** Exercise task **
Give the data a second time, exactly and in full.

Stored data:
start
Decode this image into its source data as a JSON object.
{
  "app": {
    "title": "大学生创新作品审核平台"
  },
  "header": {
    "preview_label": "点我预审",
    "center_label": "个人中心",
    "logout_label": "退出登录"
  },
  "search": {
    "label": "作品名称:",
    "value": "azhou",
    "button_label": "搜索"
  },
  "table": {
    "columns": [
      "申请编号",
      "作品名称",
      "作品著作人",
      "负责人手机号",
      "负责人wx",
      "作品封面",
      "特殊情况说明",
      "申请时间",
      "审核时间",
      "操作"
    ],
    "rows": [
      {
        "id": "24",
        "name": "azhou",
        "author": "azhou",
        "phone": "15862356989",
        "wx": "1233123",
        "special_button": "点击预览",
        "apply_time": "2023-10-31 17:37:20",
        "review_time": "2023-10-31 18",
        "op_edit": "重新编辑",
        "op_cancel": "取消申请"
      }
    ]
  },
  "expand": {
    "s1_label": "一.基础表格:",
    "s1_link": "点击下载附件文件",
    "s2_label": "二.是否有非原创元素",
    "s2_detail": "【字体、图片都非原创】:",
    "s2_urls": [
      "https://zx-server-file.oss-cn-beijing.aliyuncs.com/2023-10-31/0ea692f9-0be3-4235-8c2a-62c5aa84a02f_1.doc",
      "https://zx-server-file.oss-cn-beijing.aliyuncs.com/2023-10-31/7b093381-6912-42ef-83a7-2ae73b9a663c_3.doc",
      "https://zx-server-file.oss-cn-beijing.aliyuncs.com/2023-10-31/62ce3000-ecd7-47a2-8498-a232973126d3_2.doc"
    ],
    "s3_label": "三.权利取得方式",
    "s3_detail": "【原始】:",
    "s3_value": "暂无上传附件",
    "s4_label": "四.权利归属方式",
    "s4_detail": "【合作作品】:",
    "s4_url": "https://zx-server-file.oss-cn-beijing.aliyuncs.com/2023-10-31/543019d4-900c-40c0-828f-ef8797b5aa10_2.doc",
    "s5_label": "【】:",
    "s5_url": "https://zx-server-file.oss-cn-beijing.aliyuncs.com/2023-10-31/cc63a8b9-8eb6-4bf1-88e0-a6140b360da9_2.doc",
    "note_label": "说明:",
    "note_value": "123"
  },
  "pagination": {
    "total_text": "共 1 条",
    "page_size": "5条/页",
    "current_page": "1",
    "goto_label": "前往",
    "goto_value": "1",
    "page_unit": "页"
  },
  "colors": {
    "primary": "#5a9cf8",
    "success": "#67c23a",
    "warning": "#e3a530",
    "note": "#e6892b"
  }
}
end
** Response to the task **
Decode this image into its source data as a JSON object.
{
  "app": {
    "title": "大学生创新作品审核平台"
  },
  "header": {
    "preview_label": "点我预审",
    "center_label": "个人中心",
    "logout_label": "退出登录"
  },
  "search": {
    "label": "作品名称:",
    "value": "azhou",
    "button_label": "搜索"
  },
  "table": {
    "columns": [
      "申请编号",
      "作品名称",
      "作品著作人",
      "负责人手机号",
      "负责人wx",
      "作品封面",
      "特殊情况说明",
      "申请时间",
      "审核时间",
      "操作"
    ],
    "rows": [
      {
        "id": "24",
        "name": "azhou",
        "author": "azhou",
        "phone": "15862356989",
        "wx": "1233123",
        "special_button": "点击预览",
        "apply_time": "2023-10-31 17:37:20",
        "review_time": "2023-10-31 18",
        "op_edit": "重新编辑",
        "op_cancel": "取消申请"
      }
    ]
  },
  "expand": {
    "s1_label": "一.基础表格:",
    "s1_link": "点击下载附件文件",
    "s2_label": "二.是否有非原创元素",
    "s2_detail": "【字体、图片都非原创】:",
    "s2_urls": [
      "https://zx-server-file.oss-cn-beijing.aliyuncs.com/2023-10-31/0ea692f9-0be3-4235-8c2a-62c5aa84a02f_1.doc",
      "https://zx-server-file.oss-cn-beijing.aliyuncs.com/2023-10-31/7b093381-6912-42ef-83a7-2ae73b9a663c_3.doc",
      "https://zx-server-file.oss-cn-beijing.aliyuncs.com/2023-10-31/62ce3000-ecd7-47a2-8498-a232973126d3_2.doc"
    ],
    "s3_label": "三.权利取得方式",
    "s3_detail": "【原始】:",
    "s3_value": "暂无上传附件",
    "s4_label": "四.权利归属方式",
    "s4_detail": "【合作作品】:",
    "s4_url": "https://zx-server-file.oss-cn-beijing.aliyuncs.com/2023-10-31/543019d4-900c-40c0-828f-ef8797b5aa10_2.doc",
    "s5_label": "【】:",
    "s5_url": "https://zx-server-file.oss-cn-beijing.aliyuncs.com/2023-10-31/cc63a8b9-8eb6-4bf1-88e0-a6140b360da9_2.doc",
    "note_label": "说明:",
    "note_value": "123"
  },
  "pagination": {
    "total_text": "共 1 条",
    "page_size": "5条/页",
    "current_page": "1",
    "goto_label": "前往",
    "goto_value": "1",
    "page_unit": "页"
  },
  "colors": {
    "primary": "#5a9cf8",
    "success": "#67c23a",
    "warning": "#e3a530",
    "note": "#e6892b"
  }
}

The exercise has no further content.